▸ **DIRECTIONS FOR THIS TASK**:
Identify and copy all lines of the material where the string "rate" is found.

▸ **RECORDED INFORMATION**:
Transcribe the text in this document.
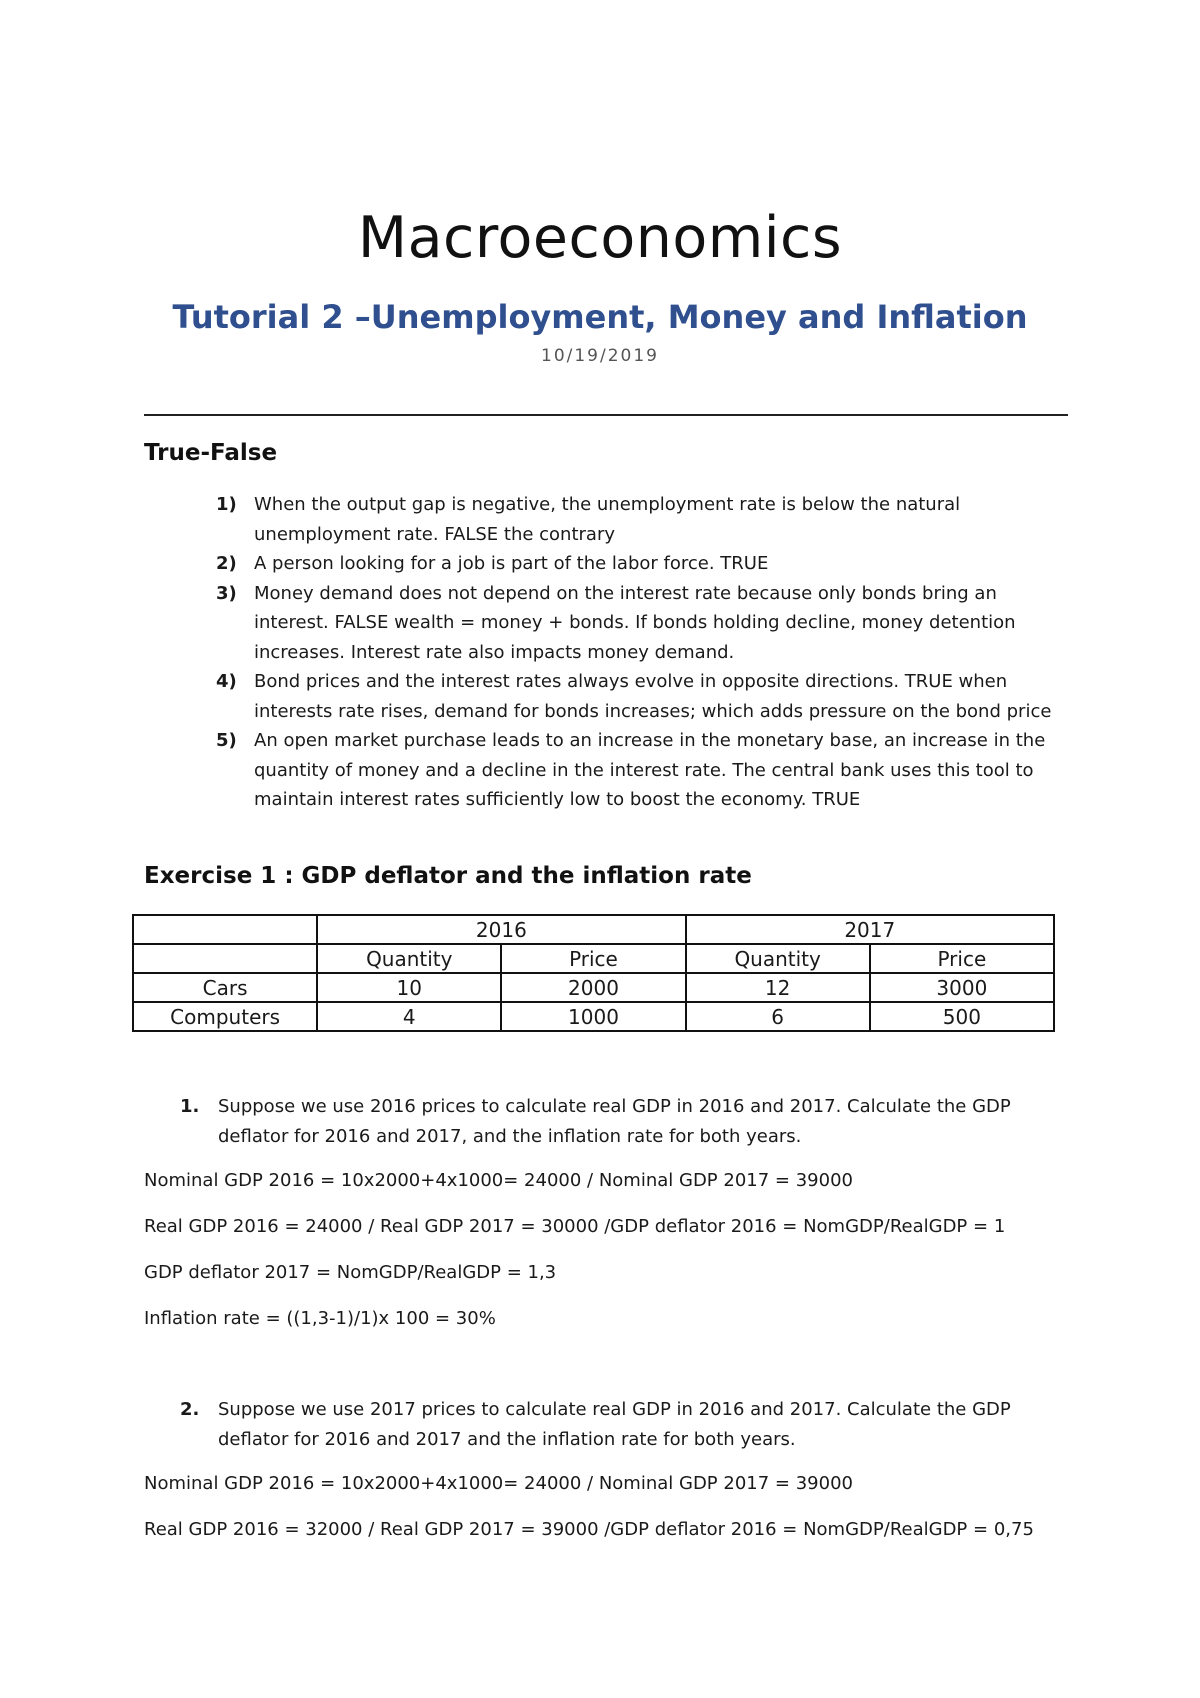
Macroeconomics
Tutorial 2 –Unemployment, Money and Inflation
10/19/2019
True-False
1) When the output gap is negative, the unemployment rate is below the natural unemployment rate. FALSE the contrary
2) A person looking for a job is part of the labor force. TRUE
3) Money demand does not depend on the interest rate because only bonds bring an interest. FALSE wealth = money + bonds. If bonds holding decline, money detention increases. Interest rate also impacts money demand.
4) Bond prices and the interest rates always evolve in opposite directions. TRUE when interests rate rises, demand for bonds increases; which adds pressure on the bond price
5) An open market purchase leads to an increase in the monetary base, an increase in the quantity of money and a decline in the interest rate. The central bank uses this tool to maintain interest rates sufficiently low to boost the economy. TRUE
Exercise 1 : GDP deflator and the inflation rate
	2016		2017	
	Quantity	Price	Quantity	Price
Cars	10	2000	12	3000
Computers	4	1000	6	500
1. Suppose we use 2016 prices to calculate real GDP in 2016 and 2017. Calculate the GDP deflator for 2016 and 2017, and the inflation rate for both years.
Nominal GDP 2016 = 10x2000+4x1000= 24000 / Nominal GDP 2017 = 39000
Real GDP 2016 = 24000 / Real GDP 2017 = 30000 /GDP deflator 2016 = NomGDP/RealGDP = 1
GDP deflator 2017 = NomGDP/RealGDP = 1,3
Inflation rate = ((1,3-1)/1)x 100 = 30%
2. Suppose we use 2017 prices to calculate real GDP in 2016 and 2017. Calculate the GDP deflator for 2016 and 2017 and the inflation rate for both years.
Nominal GDP 2016 = 10x2000+4x1000= 24000 / Nominal GDP 2017 = 39000
Real GDP 2016 = 32000 / Real GDP 2017 = 39000 /GDP deflator 2016 = NomGDP/RealGDP = 0,75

▸ **EXERCISE RESULT**:
1) When the output gap is negative, the unemployment rate is below the natural unemployment rate. FALSE the contrary
3) Money demand does not depend on the interest rate because only bonds bring an interest. FALSE wealth = money + bonds. If bonds holding decline, money detention increases. Interest rate also impacts money demand.
4) Bond prices and the interest rates always evolve in opposite directions. TRUE when interests rate rises, demand for bonds increases; which adds pressure on the bond price
5) An open market purchase leads to an increase in the monetary base, an increase in the quantity of money and a decline in the interest rate. The central bank uses this tool to maintain interest rates sufficiently low to boost the economy. TRUE
Exercise 1 : GDP deflator and the inflation rate
1. Suppose we use 2016 prices to calculate real GDP in 2016 and 2017. Calculate the GDP deflator for 2016 and 2017, and the inflation rate for both years.
Inflation rate = ((1,3-1)/1)x 100 = 30%
2. Suppose we use 2017 prices to calculate real GDP in 2016 and 2017. Calculate the GDP deflator for 2016 and 2017 and the inflation rate for both years.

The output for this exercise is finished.